-------- Фрагмент документа
Может возникнуть вопрос: если храм – это уже небо, а алтарь – то, что можно назвать «небом небесе», зачем тогда создавать еще образ неба над молящимися? Христианин знает, что сейчас он только прикасается области небесного, глубина же горнего мира многослойна, до конца не постижима, может открыться ему в этой или будущей жизни лишь в меру достижения святости (апостол Павел был восхищен «до третьего небесе» (2 Кор. 12.2), а автор VI в. сирийский поэт Балаи, свидетельствовал: «Твое небо слишком высоко, чтобы мы могли достичь его. Но здесь, в церкви, Ты Сам, столь близкий, приходишь к нам»). Об этом-то горнем мире и напоминает свод церковного купола. В реальном храмовом пространстве мысль молящегося устремляется одновременно и вперед, к алтарю, и вверх, к горнему миру.
----------------
-------- Записи
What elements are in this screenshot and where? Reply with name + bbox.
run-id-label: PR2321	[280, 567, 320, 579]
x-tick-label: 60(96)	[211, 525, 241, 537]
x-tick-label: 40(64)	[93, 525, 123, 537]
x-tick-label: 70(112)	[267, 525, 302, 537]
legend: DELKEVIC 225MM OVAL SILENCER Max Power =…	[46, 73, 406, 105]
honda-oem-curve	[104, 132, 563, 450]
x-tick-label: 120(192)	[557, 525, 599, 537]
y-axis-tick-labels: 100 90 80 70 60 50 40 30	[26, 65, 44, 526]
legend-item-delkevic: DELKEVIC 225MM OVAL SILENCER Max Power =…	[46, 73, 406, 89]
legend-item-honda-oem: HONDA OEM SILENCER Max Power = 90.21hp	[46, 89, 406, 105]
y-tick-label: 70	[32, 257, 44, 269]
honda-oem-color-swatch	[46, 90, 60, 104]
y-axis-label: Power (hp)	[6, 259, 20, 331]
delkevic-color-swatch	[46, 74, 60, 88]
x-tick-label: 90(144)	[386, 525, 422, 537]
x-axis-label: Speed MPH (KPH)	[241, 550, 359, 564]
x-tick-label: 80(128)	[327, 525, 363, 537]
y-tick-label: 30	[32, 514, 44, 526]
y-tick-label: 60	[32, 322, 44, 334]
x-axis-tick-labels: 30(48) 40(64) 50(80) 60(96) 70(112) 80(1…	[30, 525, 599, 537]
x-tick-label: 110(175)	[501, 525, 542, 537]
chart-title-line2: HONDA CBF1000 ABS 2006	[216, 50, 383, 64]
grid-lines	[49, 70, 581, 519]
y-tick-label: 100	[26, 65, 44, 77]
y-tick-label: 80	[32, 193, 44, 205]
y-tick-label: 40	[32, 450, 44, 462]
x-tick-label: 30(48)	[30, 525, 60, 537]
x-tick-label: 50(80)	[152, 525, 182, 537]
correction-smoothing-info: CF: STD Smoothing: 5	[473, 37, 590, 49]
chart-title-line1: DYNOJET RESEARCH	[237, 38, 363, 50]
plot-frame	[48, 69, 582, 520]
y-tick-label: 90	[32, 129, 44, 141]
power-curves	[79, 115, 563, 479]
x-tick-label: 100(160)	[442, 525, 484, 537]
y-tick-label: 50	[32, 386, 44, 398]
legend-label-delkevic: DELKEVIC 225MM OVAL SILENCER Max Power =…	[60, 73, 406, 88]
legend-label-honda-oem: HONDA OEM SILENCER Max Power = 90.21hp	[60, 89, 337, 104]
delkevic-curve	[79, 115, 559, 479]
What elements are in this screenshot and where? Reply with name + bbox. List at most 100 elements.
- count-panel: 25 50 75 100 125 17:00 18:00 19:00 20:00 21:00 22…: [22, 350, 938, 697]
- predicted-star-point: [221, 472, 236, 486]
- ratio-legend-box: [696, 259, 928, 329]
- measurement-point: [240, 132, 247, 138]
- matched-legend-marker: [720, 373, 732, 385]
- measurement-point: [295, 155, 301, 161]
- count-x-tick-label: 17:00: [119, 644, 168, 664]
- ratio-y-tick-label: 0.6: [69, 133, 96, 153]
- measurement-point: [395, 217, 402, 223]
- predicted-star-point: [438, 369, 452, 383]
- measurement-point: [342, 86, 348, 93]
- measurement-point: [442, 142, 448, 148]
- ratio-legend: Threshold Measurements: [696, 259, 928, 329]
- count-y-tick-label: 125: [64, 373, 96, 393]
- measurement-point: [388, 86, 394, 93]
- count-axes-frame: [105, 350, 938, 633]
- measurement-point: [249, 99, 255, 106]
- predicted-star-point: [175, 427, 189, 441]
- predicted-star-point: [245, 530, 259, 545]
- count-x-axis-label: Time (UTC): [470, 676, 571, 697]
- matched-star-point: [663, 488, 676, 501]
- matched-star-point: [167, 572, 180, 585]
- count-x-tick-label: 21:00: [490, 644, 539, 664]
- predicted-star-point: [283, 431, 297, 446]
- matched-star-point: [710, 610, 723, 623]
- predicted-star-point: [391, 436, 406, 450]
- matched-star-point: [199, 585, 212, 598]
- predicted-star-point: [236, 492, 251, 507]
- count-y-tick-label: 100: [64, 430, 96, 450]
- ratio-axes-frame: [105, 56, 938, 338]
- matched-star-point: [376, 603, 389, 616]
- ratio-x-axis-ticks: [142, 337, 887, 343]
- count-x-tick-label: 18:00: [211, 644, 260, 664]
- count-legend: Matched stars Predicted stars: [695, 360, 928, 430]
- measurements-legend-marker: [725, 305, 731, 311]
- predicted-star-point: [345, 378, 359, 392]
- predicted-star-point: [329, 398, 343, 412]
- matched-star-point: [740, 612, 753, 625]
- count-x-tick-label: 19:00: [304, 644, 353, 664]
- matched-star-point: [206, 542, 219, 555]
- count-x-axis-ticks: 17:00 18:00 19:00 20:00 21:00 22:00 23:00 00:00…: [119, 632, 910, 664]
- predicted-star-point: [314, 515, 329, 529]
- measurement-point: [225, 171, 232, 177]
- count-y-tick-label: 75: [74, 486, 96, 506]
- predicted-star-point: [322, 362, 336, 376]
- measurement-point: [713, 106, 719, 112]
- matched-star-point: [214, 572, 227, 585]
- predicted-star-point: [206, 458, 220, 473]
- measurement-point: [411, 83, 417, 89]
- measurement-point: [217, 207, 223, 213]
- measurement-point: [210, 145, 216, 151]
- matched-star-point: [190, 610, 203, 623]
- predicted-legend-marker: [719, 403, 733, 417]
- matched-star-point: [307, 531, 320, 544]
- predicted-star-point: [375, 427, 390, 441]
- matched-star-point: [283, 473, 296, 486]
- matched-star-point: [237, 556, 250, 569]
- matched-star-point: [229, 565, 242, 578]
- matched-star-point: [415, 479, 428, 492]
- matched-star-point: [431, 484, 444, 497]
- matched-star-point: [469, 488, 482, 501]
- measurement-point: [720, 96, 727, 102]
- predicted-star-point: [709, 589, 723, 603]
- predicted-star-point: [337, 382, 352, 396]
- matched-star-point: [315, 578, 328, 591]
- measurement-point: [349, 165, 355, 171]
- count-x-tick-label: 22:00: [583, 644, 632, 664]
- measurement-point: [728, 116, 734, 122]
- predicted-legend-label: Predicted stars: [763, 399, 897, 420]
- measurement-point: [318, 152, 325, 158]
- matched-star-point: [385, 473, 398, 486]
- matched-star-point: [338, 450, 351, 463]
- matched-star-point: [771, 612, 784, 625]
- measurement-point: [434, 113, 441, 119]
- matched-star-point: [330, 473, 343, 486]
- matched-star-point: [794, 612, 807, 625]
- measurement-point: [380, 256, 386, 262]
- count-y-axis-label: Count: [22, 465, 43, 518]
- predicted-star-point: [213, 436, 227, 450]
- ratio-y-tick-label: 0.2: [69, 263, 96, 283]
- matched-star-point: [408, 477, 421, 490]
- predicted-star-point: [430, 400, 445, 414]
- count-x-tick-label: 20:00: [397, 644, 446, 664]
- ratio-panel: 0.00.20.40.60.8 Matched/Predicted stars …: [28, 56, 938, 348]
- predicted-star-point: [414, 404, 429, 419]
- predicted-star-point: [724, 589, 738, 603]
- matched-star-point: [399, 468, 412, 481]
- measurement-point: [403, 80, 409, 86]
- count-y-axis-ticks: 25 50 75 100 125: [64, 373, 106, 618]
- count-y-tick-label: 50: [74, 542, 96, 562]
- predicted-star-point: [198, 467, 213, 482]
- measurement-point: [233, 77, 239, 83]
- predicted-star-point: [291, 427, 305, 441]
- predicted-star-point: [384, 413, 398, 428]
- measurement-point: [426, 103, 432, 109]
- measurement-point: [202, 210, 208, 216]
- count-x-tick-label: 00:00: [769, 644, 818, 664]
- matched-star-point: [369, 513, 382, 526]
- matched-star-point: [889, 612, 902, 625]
----------------
**Задания**
1. Выпишите все цитаты, которые в отрывке о храмовом куполе взяты в кавычки-ёлочки.
2. Обновите отрывок о храмовом куполе: перепишите всё от «Может возникнуть вопрос: если» до «к горнему миру.» и поставьте «Верующий» вместо «Христианин».

**Ответы**
1.
1. «небом небесе»
2. «до третьего небесе»
3. «Твое небо слишком высоко, чтобы мы могли достичь его. Но здесь, в церкви, Ты Сам, столь близкий, приходишь к нам»

2.
Может возникнуть вопрос: если храм – это уже небо, а алтарь – то, что можно назвать «небом небесе», зачем тогда создавать еще образ неба над молящимися? Верующий знает, что сейчас он только прикасается области небесного, глубина же горнего мира многослойна, до конца не постижима, может открыться ему в этой или будущей жизни лишь в меру достижения святости (апостол Павел был восхищен «до третьего небесе» (2 Кор. 12.2), а автор VI в. сирийский поэт Балаи, свидетельствовал: «Твое небо слишком высоко, чтобы мы могли достичь его. Но здесь, в церкви, Ты Сам, столь близкий, приходишь к нам»). Об этом-то горнем мире и напоминает свод церковного купола. В реальном храмовом пространстве мысль молящегося устремляется одновременно и вперед, к алтарю, и вверх, к горнему миру.